In the material below, find the line with "Convert this document image to plain text."; set down that line and every line after it to the end, exactly, without pictures.

[Collected data entries]
-----
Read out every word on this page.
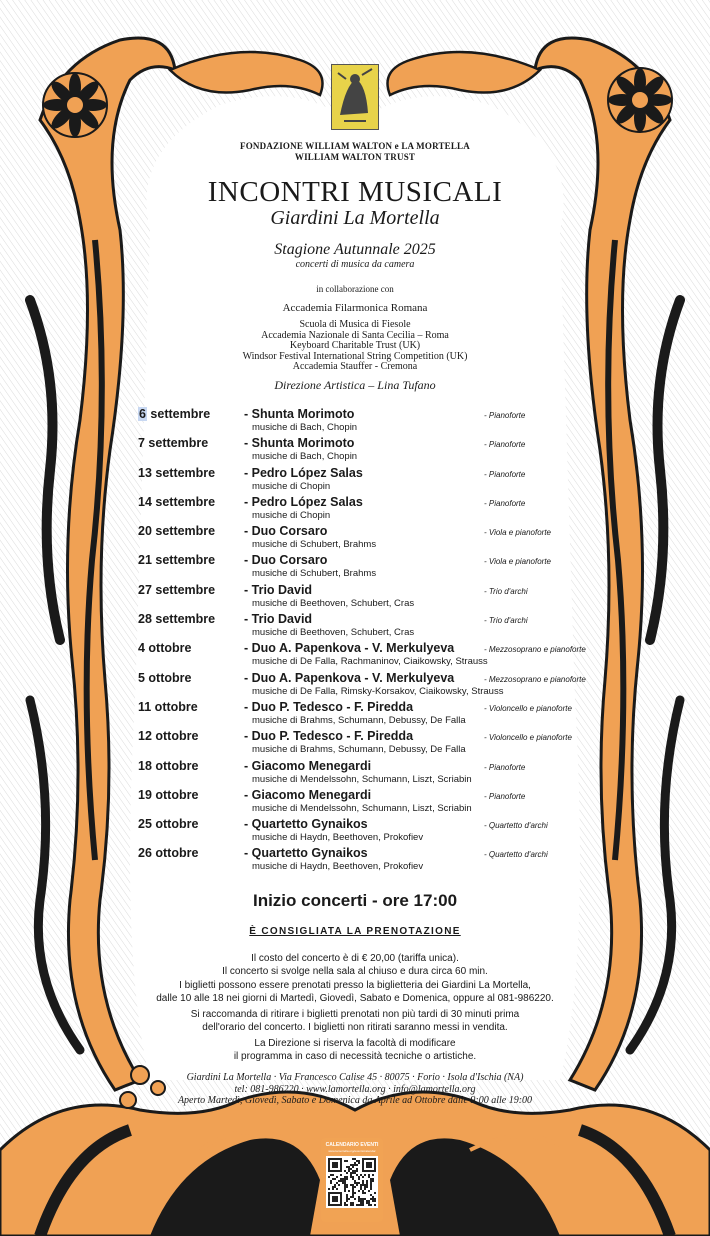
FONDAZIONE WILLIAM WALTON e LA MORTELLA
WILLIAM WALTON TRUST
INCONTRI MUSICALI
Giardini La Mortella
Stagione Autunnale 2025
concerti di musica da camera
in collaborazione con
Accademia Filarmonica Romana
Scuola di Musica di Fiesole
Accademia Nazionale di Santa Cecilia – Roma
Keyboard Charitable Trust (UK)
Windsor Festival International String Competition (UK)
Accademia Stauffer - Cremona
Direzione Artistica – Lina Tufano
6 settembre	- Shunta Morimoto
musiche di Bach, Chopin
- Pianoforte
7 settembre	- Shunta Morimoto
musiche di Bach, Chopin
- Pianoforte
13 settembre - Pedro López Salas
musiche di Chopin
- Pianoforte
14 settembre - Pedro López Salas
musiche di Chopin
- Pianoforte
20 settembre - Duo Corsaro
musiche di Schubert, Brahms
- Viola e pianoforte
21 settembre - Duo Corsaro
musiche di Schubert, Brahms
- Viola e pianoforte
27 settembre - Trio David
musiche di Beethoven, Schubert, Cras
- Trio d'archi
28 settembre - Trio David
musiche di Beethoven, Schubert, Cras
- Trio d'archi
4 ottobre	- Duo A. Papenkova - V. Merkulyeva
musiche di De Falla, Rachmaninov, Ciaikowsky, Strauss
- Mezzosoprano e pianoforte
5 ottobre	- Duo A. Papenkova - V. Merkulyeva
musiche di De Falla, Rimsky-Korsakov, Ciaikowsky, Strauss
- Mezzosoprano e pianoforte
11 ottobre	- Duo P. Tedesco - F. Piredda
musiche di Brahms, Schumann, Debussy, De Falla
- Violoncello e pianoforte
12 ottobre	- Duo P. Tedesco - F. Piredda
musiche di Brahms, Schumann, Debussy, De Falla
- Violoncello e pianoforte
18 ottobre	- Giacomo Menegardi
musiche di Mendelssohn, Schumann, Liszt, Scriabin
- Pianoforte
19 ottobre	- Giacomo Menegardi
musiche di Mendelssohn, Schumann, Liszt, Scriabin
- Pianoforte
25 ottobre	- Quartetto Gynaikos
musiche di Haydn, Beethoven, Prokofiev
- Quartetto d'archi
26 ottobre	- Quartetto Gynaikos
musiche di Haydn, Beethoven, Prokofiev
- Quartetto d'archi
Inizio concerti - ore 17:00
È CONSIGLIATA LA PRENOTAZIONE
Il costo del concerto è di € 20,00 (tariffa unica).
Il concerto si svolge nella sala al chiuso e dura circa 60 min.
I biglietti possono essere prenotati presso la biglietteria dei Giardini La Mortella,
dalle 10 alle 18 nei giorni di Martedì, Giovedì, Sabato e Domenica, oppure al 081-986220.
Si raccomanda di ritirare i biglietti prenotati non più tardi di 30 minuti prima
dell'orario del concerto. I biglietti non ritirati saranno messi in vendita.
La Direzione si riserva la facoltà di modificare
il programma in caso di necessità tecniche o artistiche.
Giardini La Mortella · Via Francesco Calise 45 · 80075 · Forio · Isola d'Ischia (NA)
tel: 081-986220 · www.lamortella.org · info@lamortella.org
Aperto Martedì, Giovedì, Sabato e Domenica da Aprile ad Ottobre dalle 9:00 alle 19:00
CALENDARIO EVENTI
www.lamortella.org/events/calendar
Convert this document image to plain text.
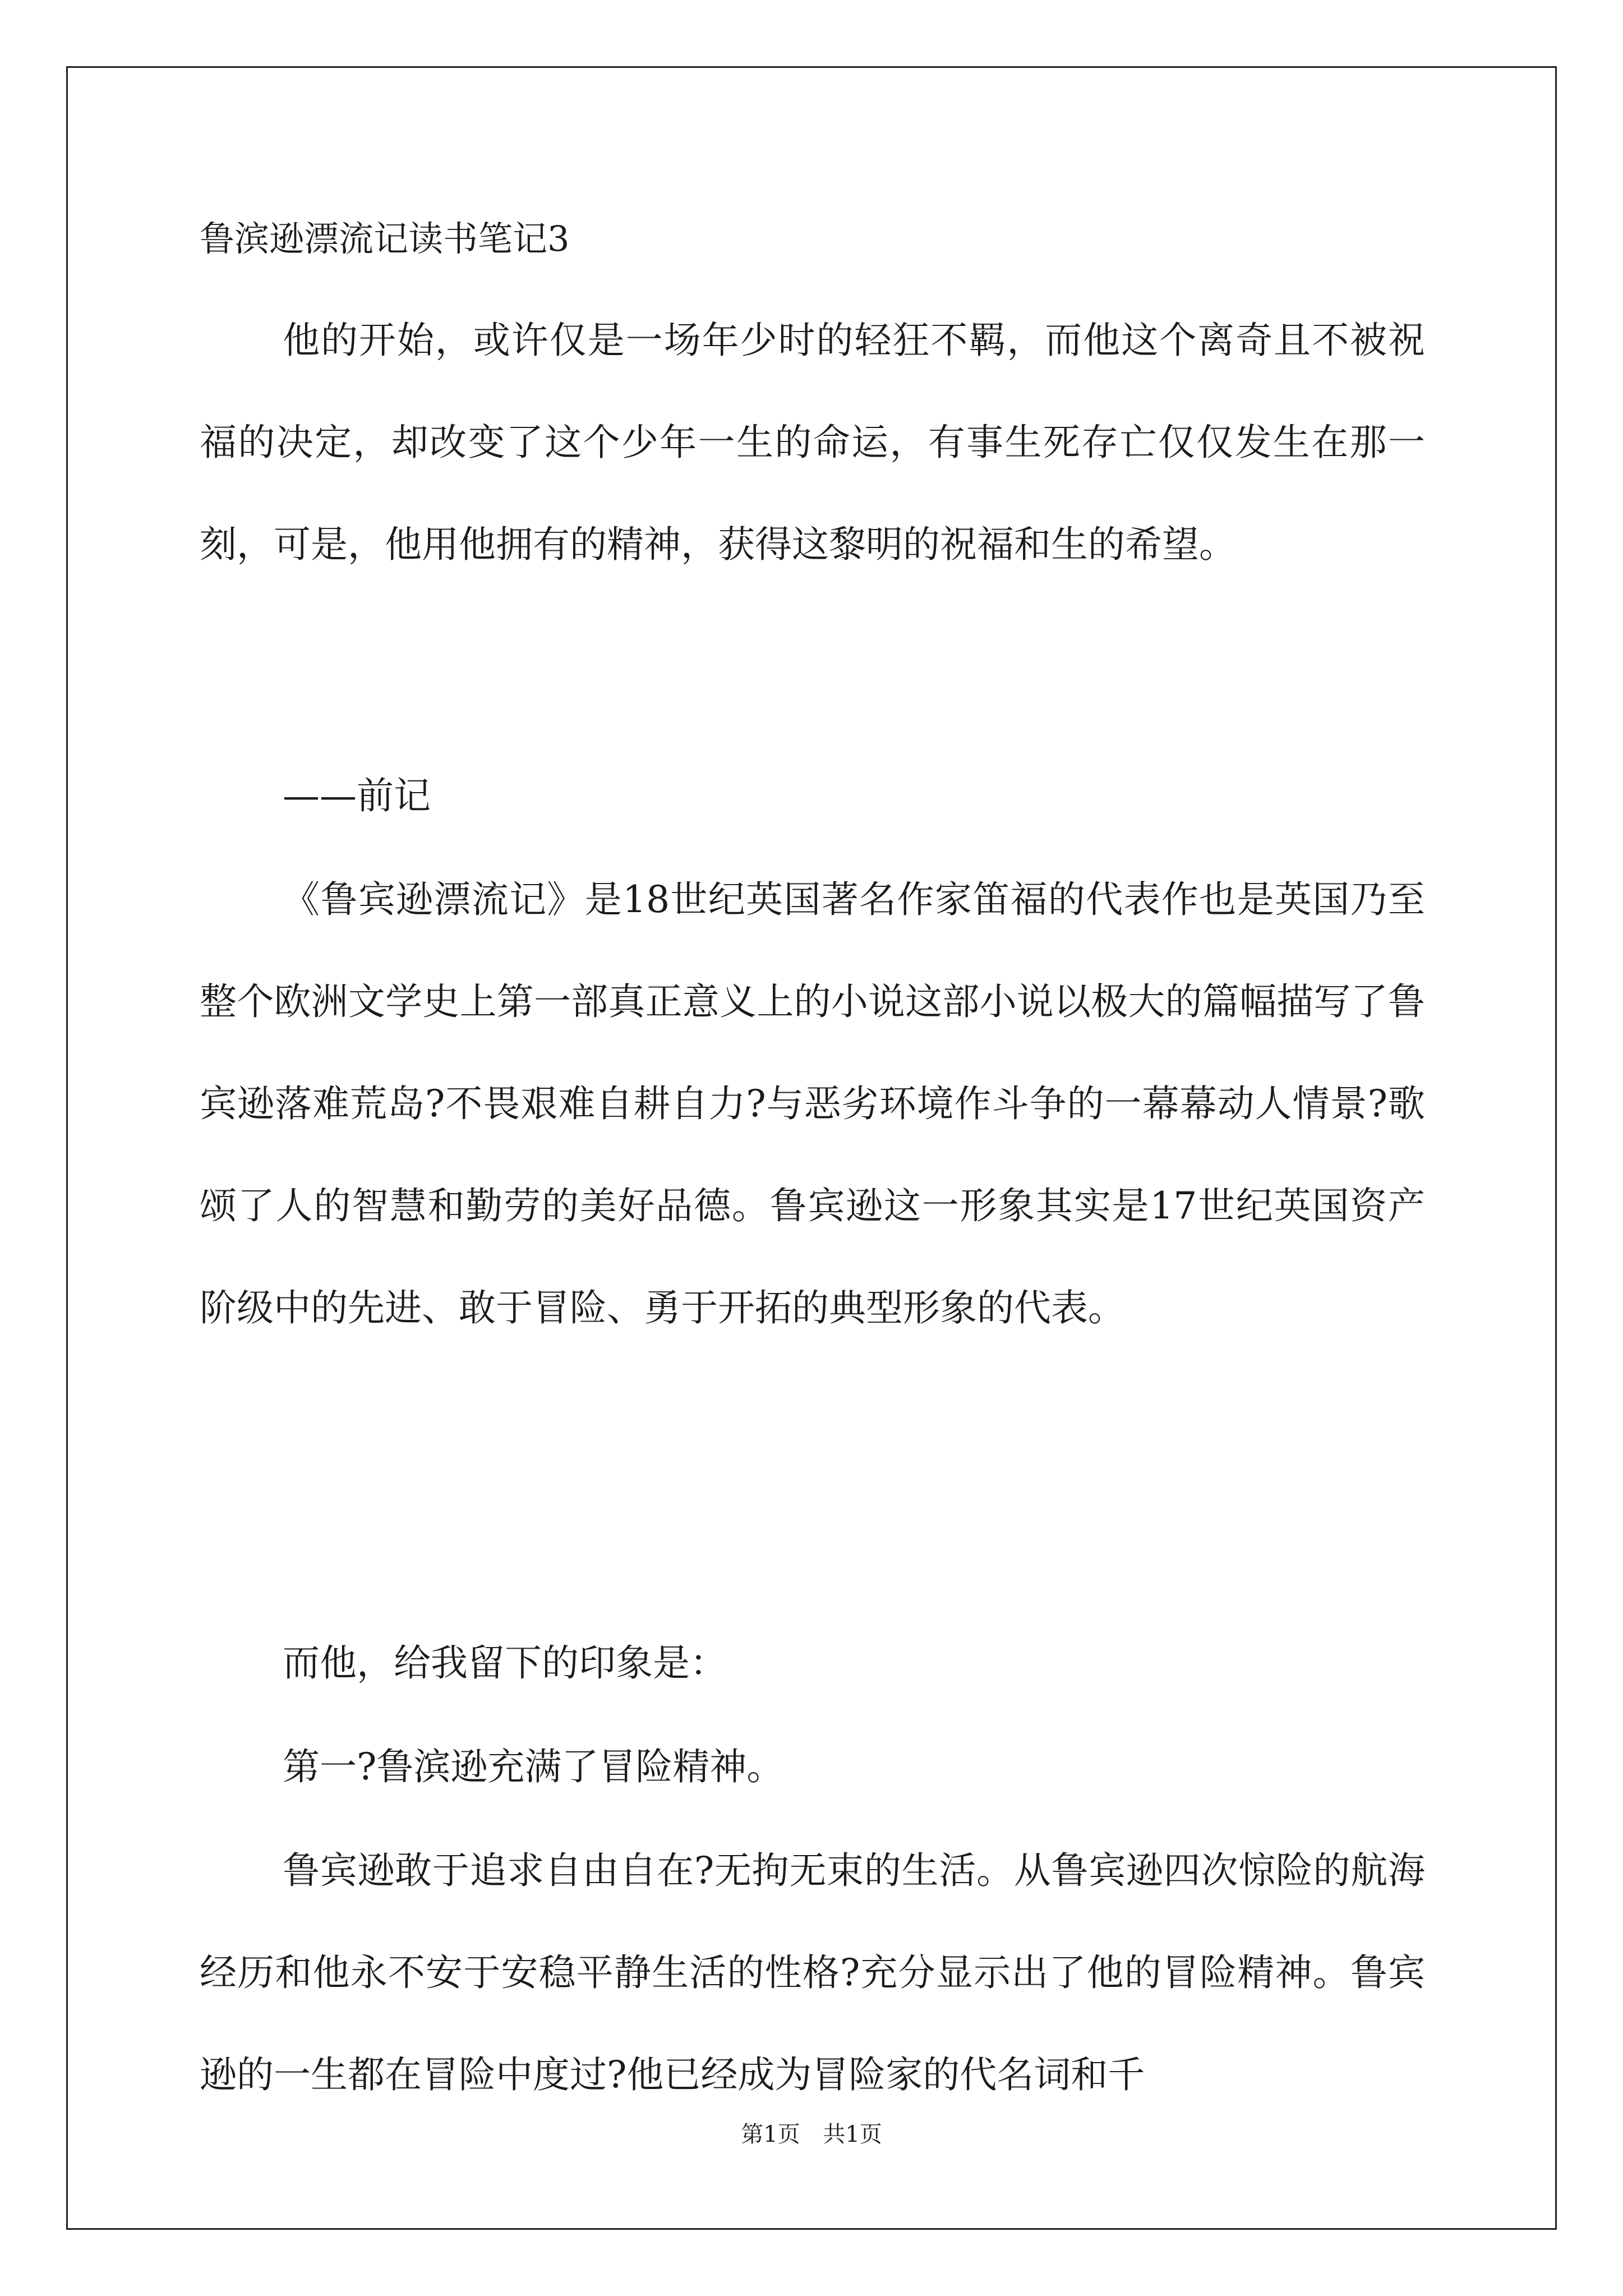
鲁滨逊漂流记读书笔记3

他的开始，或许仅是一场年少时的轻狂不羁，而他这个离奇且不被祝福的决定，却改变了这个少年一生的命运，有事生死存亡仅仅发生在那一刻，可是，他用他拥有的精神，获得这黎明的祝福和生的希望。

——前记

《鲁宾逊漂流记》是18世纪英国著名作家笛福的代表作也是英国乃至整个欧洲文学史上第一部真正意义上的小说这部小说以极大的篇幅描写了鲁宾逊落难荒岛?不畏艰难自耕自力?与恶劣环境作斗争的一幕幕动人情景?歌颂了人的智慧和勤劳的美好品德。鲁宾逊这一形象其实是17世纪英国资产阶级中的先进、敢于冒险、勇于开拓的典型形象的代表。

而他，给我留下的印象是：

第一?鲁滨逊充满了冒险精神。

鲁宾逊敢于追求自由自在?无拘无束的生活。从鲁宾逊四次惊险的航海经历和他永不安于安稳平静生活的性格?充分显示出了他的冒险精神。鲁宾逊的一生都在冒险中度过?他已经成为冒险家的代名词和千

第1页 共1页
-----
● **COMPLETE ANSWER**
Convert this document image to plain text.
鲁滨逊漂流记读书笔记3

他的开始，或许仅是一场年少时的轻狂不羁，而他这个离奇且不被祝福的决定，却改变了这个少年一生的命运，有事生死存亡仅仅发生在那一刻，可是，他用他拥有的精神，获得这黎明的祝福和生的希望。

——前记

《鲁宾逊漂流记》是18世纪英国著名作家笛福的代表作也是英国乃至整个欧洲文学史上第一部真正意义上的小说这部小说以极大的篇幅描写了鲁宾逊落难荒岛?不畏艰难自耕自力?与恶劣环境作斗争的一幕幕动人情景?歌颂了人的智慧和勤劳的美好品德。鲁宾逊这一形象其实是17世纪英国资产阶级中的先进、敢于冒险、勇于开拓的典型形象的代表。

而他，给我留下的印象是：

第一?鲁滨逊充满了冒险精神。

鲁宾逊敢于追求自由自在?无拘无束的生活。从鲁宾逊四次惊险的航海经历和他永不安于安稳平静生活的性格?充分显示出了他的冒险精神。鲁宾逊的一生都在冒险中度过?他已经成为冒险家的代名词和千

第1页 共1页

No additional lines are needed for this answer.